GIVEN INFORMATION:
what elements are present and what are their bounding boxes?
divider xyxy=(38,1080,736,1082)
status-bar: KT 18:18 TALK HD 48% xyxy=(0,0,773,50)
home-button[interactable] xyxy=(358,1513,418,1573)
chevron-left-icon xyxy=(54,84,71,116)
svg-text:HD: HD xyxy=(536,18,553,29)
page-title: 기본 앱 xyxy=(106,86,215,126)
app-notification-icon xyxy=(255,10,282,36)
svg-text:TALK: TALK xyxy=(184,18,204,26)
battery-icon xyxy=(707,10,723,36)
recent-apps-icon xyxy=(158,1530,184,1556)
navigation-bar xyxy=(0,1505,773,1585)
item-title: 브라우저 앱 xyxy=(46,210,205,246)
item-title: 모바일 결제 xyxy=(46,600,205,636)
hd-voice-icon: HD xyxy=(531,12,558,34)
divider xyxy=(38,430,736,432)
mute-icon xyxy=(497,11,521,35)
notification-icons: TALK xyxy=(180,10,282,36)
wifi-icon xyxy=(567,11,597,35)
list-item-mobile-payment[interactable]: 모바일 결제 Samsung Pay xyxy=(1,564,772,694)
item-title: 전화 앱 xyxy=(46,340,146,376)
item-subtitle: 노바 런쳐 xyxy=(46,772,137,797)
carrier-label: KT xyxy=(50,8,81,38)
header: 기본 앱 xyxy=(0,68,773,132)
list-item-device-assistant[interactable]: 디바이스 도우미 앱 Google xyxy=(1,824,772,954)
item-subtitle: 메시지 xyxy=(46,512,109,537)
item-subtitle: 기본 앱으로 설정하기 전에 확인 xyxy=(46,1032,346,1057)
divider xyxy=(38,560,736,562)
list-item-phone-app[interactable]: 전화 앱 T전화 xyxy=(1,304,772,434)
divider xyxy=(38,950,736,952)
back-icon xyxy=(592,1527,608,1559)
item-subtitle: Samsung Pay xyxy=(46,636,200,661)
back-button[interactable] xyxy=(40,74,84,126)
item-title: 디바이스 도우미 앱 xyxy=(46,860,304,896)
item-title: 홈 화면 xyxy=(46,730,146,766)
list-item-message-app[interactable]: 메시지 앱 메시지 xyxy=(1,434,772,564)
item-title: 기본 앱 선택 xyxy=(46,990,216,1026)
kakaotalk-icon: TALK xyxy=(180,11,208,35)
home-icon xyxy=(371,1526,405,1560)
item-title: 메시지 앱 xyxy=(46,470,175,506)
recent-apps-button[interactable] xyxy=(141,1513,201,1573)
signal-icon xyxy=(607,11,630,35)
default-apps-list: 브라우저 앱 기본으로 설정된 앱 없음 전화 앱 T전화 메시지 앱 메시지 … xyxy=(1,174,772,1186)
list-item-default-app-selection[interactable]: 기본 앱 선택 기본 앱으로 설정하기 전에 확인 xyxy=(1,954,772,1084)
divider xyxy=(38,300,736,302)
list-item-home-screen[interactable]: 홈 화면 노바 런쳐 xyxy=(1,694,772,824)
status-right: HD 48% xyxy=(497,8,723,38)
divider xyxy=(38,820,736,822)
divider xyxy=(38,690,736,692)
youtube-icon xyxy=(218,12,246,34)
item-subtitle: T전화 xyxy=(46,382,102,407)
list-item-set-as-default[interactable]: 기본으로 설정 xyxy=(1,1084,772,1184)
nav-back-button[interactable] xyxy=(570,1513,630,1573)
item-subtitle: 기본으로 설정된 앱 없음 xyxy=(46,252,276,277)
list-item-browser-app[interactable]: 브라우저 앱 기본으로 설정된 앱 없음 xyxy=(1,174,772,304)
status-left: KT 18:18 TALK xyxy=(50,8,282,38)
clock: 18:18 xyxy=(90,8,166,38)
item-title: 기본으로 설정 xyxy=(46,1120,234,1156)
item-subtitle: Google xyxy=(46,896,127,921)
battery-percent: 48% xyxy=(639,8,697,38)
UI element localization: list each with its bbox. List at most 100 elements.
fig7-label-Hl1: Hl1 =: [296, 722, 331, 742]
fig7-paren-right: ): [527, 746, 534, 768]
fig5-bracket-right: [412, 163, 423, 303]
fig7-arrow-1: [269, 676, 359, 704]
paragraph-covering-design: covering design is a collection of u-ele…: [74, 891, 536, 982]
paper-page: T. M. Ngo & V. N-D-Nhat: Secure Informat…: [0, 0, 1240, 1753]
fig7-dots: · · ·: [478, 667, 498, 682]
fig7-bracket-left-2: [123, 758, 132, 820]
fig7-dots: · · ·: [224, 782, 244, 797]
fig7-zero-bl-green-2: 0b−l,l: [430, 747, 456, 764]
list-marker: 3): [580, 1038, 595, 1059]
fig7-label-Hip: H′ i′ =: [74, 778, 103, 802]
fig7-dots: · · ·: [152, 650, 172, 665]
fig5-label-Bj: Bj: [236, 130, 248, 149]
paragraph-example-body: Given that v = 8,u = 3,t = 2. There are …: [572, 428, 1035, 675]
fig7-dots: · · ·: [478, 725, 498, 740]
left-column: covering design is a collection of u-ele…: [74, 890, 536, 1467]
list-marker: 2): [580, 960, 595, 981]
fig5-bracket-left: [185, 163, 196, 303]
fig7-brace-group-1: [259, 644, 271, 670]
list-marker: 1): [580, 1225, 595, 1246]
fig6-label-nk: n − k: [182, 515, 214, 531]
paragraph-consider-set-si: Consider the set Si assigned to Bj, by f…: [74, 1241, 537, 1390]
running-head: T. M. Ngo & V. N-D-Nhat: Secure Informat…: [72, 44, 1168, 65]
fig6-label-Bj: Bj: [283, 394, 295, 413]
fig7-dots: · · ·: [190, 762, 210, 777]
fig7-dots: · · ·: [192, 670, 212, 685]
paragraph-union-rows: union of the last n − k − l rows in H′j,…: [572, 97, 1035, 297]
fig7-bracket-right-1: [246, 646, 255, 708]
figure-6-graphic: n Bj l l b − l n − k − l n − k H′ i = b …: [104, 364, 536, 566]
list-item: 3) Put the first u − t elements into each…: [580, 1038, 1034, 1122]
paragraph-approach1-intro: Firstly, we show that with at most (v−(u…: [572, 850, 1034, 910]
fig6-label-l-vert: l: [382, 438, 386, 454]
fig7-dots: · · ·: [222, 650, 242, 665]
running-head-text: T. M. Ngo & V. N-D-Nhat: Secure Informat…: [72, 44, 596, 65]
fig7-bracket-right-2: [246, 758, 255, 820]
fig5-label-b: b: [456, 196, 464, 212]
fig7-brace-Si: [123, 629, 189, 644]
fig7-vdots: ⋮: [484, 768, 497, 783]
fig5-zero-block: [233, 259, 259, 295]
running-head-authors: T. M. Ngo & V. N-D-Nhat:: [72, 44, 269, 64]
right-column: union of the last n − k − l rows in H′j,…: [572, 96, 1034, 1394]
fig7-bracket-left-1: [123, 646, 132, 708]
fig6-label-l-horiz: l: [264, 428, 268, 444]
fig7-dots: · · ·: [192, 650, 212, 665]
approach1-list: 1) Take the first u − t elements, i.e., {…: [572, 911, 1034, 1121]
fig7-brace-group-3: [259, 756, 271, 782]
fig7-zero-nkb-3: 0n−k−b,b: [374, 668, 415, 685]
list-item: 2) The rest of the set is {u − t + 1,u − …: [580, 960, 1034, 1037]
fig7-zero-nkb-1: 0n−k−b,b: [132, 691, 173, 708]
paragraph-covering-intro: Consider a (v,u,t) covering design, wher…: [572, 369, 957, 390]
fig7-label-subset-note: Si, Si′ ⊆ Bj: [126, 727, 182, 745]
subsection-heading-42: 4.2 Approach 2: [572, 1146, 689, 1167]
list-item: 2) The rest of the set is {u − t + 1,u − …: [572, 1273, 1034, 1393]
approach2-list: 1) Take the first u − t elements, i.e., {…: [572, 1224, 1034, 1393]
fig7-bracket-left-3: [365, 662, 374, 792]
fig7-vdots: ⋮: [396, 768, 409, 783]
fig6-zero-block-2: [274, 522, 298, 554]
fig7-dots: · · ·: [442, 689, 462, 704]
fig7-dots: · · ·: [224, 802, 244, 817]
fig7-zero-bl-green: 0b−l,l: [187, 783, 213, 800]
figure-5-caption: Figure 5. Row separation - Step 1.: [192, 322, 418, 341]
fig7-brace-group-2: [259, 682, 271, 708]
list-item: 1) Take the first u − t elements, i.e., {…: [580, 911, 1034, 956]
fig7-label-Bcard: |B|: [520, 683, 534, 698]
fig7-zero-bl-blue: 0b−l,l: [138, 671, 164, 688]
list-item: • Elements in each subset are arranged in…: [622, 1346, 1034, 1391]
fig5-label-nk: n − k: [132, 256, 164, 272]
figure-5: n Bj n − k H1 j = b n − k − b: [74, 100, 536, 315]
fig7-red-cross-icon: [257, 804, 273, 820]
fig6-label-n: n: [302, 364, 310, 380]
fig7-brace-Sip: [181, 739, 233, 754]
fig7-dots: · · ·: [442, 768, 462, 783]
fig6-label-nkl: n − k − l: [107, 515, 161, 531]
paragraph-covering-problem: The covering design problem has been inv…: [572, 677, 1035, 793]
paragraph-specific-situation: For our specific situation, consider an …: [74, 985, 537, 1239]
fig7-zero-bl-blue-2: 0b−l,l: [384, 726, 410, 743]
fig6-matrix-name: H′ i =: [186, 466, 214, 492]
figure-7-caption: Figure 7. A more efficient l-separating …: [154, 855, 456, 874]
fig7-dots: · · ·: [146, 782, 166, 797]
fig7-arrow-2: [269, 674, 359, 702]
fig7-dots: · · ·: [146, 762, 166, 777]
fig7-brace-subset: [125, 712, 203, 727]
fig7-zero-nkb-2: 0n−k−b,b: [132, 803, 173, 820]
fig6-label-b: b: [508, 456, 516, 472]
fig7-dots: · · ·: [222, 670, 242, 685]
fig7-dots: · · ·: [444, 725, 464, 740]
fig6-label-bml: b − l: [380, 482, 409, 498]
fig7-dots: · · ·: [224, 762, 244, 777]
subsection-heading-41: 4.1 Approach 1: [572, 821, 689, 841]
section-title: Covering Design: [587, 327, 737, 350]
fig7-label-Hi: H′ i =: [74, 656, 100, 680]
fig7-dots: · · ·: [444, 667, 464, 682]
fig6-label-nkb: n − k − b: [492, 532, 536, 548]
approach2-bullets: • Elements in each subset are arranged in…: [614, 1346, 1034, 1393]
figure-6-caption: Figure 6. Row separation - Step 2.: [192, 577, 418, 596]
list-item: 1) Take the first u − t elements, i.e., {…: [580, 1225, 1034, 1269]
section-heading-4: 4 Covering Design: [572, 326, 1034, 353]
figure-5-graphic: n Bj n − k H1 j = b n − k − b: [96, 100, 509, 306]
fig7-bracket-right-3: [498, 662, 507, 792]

WHAT TO DO: Write out the material verbatim, beginning with its first line and ending with the line that contains "chevron-left-icon xyxy=(54,84,71,116)". Include both of those lines.

OUTPUT OF THE EXERCISE:
what elements are present and what are their bounding boxes?
divider xyxy=(38,1080,736,1082)
status-bar: KT 18:18 TALK HD 48% xyxy=(0,0,773,50)
home-button[interactable] xyxy=(358,1513,418,1573)
chevron-left-icon xyxy=(54,84,71,116)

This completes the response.